> **Dataset extract**
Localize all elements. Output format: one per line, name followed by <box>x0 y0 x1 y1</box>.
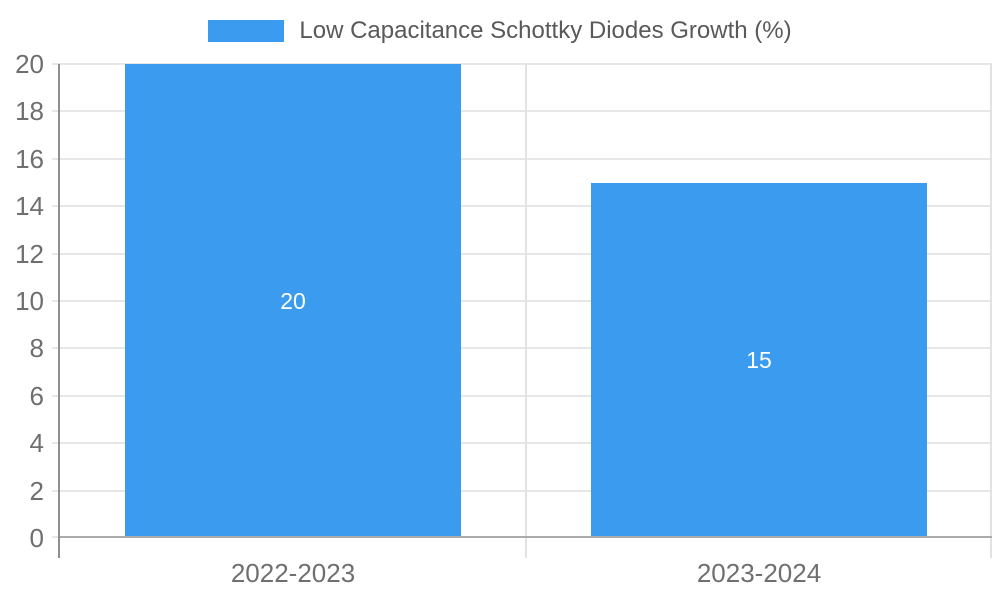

--

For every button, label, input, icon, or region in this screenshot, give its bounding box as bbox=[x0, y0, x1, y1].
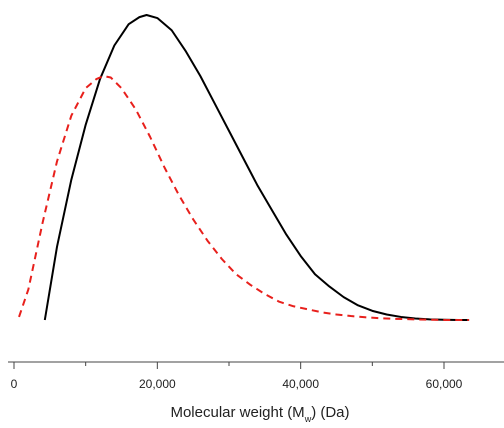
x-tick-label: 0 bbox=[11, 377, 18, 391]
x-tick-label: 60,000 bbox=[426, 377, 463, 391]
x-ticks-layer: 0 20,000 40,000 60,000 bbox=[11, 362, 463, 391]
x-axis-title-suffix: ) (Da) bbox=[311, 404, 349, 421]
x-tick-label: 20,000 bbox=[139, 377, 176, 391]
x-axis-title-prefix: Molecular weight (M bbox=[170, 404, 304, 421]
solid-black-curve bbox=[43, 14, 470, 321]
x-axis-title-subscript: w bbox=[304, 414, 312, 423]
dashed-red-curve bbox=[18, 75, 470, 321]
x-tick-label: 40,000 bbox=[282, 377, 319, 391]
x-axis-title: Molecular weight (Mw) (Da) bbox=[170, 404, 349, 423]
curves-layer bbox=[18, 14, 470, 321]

> **Exercise**
Update the entries in the stretch from the line containing "For every button, label, input, icon, or" through the line containing "curves-layer bbox=[18, 14, 470, 321]" by replacing "bounding box" with "enclosing box" and leaving everything else unchanged. Give only those lines, and leave out the pictures.

> **Task response**
For every button, label, input, icon, or region in this screenshot, give its enclosing box as bbox=[x0, y0, x1, y1].
x-tick-label: 0 bbox=[11, 377, 18, 391]
x-tick-label: 60,000 bbox=[426, 377, 463, 391]
x-ticks-layer: 0 20,000 40,000 60,000 bbox=[11, 362, 463, 391]
x-axis-title-suffix: ) (Da) bbox=[311, 404, 349, 421]
x-tick-label: 20,000 bbox=[139, 377, 176, 391]
x-axis-title-prefix: Molecular weight (M bbox=[170, 404, 304, 421]
solid-black-curve bbox=[43, 14, 470, 321]
x-axis-title-subscript: w bbox=[304, 414, 312, 423]
dashed-red-curve bbox=[18, 75, 470, 321]
x-tick-label: 40,000 bbox=[282, 377, 319, 391]
x-axis-title: Molecular weight (Mw) (Da) bbox=[170, 404, 349, 423]
curves-layer bbox=[18, 14, 470, 321]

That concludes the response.